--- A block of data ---

---------------

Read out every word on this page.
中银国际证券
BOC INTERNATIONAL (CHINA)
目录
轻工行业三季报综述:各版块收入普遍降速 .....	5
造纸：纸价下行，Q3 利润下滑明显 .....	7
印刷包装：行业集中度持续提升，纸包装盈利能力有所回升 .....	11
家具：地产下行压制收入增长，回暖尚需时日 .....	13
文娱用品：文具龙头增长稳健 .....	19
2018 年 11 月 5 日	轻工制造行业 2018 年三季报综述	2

---------------

Write out all the lines again, exactly as they are.

Read out every word on this page.
中银国际证券
BOC INTERNATIONAL (CHINA)
目录
轻工行业三季报综述:各版块收入普遍降速 .....	5
造纸：纸价下行，Q3 利润下滑明显 .....	7
印刷包装：行业集中度持续提升，纸包装盈利能力有所回升 .....	11
家具：地产下行压制收入增长，回暖尚需时日 .....	13
文娱用品：文具龙头增长稳健 .....	19
2018 年 11 月 5 日	轻工制造行业 2018 年三季报综述	2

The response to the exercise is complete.